• **The problem**:
Return each line of the records with nothing changed, pictures excepted.

• **Material shown**:

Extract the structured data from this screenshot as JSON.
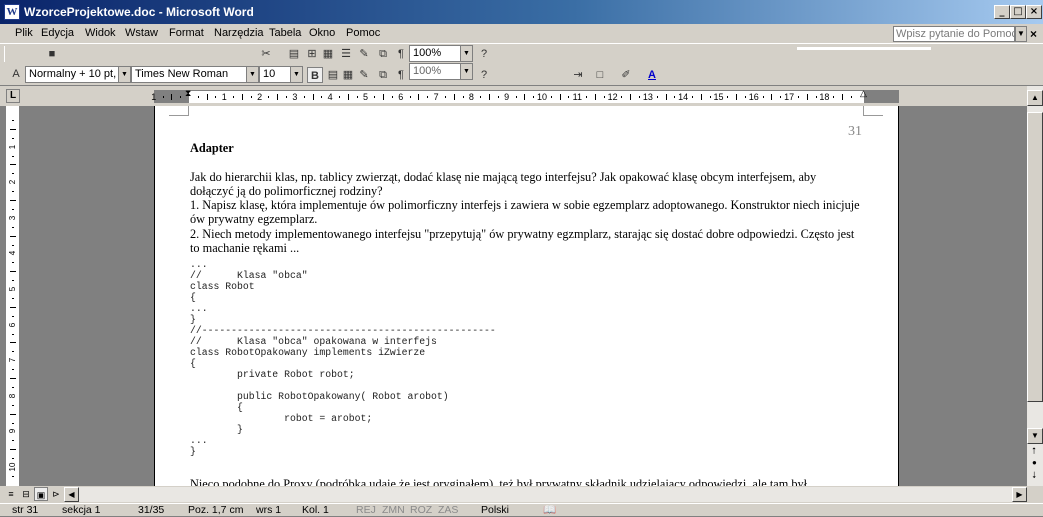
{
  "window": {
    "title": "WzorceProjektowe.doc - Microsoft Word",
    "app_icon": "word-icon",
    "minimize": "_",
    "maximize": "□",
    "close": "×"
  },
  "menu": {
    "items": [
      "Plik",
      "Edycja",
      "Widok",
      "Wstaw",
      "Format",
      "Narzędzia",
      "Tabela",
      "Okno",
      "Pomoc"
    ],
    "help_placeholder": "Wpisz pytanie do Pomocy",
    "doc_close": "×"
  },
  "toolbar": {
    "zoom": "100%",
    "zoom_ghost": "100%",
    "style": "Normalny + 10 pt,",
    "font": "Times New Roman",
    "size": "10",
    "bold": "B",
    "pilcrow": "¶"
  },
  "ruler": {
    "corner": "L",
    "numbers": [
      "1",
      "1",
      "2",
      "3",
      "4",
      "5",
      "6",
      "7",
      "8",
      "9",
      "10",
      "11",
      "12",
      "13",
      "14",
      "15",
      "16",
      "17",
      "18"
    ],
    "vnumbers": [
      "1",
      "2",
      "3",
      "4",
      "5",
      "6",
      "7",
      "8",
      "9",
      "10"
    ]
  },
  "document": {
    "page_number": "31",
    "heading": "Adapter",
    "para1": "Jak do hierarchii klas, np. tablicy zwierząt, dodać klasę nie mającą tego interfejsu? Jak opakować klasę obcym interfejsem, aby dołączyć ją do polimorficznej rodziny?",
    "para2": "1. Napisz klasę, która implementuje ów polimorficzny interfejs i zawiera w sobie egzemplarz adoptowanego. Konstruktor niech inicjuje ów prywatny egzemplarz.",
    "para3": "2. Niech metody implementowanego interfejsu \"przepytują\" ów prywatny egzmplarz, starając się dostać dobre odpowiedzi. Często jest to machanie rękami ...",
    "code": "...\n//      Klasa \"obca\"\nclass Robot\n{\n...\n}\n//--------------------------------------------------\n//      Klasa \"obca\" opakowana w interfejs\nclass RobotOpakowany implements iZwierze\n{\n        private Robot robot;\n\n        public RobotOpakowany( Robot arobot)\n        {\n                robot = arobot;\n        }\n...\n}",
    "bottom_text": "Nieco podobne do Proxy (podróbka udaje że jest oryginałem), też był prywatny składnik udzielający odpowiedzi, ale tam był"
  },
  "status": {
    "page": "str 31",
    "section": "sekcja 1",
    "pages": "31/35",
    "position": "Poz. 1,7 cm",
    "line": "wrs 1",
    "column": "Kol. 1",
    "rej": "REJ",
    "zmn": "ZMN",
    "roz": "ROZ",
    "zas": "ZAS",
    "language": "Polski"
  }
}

• **Output of the exercise**:
Extract the structured data from this screenshot as JSON.
{
  "window": {
    "title": "WzorceProjektowe.doc - Microsoft Word",
    "app_icon": "word-icon",
    "minimize": "_",
    "maximize": "□",
    "close": "×"
  },
  "menu": {
    "items": [
      "Plik",
      "Edycja",
      "Widok",
      "Wstaw",
      "Format",
      "Narzędzia",
      "Tabela",
      "Okno",
      "Pomoc"
    ],
    "help_placeholder": "Wpisz pytanie do Pomocy",
    "doc_close": "×"
  },
  "toolbar": {
    "zoom": "100%",
    "zoom_ghost": "100%",
    "style": "Normalny + 10 pt,",
    "font": "Times New Roman",
    "size": "10",
    "bold": "B",
    "pilcrow": "¶"
  },
  "ruler": {
    "corner": "L",
    "numbers": [
      "1",
      "1",
      "2",
      "3",
      "4",
      "5",
      "6",
      "7",
      "8",
      "9",
      "10",
      "11",
      "12",
      "13",
      "14",
      "15",
      "16",
      "17",
      "18"
    ],
    "vnumbers": [
      "1",
      "2",
      "3",
      "4",
      "5",
      "6",
      "7",
      "8",
      "9",
      "10"
    ]
  },
  "document": {
    "page_number": "31",
    "heading": "Adapter",
    "para1": "Jak do hierarchii klas, np. tablicy zwierząt, dodać klasę nie mającą tego interfejsu? Jak opakować klasę obcym interfejsem, aby dołączyć ją do polimorficznej rodziny?",
    "para2": "1. Napisz klasę, która implementuje ów polimorficzny interfejs i zawiera w sobie egzemplarz adoptowanego. Konstruktor niech inicjuje ów prywatny egzemplarz.",
    "para3": "2. Niech metody implementowanego interfejsu \"przepytują\" ów prywatny egzmplarz, starając się dostać dobre odpowiedzi. Często jest to machanie rękami ...",
    "code": "...\n//      Klasa \"obca\"\nclass Robot\n{\n...\n}\n//--------------------------------------------------\n//      Klasa \"obca\" opakowana w interfejs\nclass RobotOpakowany implements iZwierze\n{\n        private Robot robot;\n\n        public RobotOpakowany( Robot arobot)\n        {\n                robot = arobot;\n        }\n...\n}",
    "bottom_text": "Nieco podobne do Proxy (podróbka udaje że jest oryginałem), też był prywatny składnik udzielający odpowiedzi, ale tam był"
  },
  "status": {
    "page": "str 31",
    "section": "sekcja 1",
    "pages": "31/35",
    "position": "Poz. 1,7 cm",
    "line": "wrs 1",
    "column": "Kol. 1",
    "rej": "REJ",
    "zmn": "ZMN",
    "roz": "ROZ",
    "zas": "ZAS",
    "language": "Polski"
  }
}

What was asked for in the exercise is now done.